Figure record listings:
** Start **
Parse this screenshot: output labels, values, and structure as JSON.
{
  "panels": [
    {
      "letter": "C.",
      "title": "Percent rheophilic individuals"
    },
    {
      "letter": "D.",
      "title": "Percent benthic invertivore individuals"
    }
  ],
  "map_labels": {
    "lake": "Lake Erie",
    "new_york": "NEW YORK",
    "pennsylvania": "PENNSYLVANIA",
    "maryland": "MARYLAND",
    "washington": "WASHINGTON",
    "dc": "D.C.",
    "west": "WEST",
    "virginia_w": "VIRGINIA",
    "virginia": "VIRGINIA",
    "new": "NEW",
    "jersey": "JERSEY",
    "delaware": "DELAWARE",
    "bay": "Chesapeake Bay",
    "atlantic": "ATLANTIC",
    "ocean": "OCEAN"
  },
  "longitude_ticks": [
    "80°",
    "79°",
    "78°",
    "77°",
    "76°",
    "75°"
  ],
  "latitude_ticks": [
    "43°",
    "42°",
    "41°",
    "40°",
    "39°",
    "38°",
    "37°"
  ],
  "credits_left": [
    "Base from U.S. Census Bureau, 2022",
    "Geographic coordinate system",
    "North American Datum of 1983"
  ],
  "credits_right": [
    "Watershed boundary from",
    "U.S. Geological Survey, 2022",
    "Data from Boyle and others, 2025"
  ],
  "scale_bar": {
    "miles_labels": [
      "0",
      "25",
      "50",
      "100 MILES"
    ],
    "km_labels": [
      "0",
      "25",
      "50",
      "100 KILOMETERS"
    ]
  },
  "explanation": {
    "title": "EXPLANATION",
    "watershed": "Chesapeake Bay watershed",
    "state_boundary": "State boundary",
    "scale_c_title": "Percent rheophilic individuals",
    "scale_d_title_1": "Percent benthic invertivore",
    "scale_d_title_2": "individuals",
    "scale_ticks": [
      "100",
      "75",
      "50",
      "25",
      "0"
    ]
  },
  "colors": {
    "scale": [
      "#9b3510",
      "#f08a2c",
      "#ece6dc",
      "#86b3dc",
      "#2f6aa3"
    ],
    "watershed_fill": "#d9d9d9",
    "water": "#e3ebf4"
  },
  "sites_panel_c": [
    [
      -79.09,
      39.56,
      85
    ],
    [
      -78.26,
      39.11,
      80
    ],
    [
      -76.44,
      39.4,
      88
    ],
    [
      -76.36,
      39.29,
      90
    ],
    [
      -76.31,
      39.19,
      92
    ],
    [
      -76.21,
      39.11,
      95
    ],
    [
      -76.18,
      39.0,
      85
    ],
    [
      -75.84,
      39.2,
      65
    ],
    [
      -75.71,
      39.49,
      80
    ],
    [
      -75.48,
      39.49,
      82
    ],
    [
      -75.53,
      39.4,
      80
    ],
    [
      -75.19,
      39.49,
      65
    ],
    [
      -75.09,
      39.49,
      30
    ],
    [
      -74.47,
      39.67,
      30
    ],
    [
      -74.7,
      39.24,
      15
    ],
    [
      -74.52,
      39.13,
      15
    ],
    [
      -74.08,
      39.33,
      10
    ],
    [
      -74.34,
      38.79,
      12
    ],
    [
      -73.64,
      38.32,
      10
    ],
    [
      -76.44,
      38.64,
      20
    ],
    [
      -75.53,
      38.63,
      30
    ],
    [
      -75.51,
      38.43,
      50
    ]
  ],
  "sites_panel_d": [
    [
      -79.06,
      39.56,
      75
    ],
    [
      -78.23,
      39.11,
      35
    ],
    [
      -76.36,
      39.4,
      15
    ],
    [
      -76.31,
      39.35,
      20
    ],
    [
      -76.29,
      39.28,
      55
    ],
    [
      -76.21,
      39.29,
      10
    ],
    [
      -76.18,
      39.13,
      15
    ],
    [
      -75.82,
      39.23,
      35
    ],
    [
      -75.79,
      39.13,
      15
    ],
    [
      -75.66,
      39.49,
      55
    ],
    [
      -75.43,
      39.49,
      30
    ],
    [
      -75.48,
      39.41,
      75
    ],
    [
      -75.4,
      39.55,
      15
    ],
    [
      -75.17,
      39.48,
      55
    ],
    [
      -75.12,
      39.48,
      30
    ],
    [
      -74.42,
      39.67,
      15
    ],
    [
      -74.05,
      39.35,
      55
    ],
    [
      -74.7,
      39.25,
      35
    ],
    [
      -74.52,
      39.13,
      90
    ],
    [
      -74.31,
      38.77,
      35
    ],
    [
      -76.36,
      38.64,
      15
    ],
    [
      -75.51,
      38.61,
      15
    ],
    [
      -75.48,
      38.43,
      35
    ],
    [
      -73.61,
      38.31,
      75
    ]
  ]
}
** End **
Objective — Each line above that includes "rheophilic" should be shown.

Solution for this task —
      "title": "Percent rheophilic individuals"
    "scale_c_title": "Percent rheophilic individuals",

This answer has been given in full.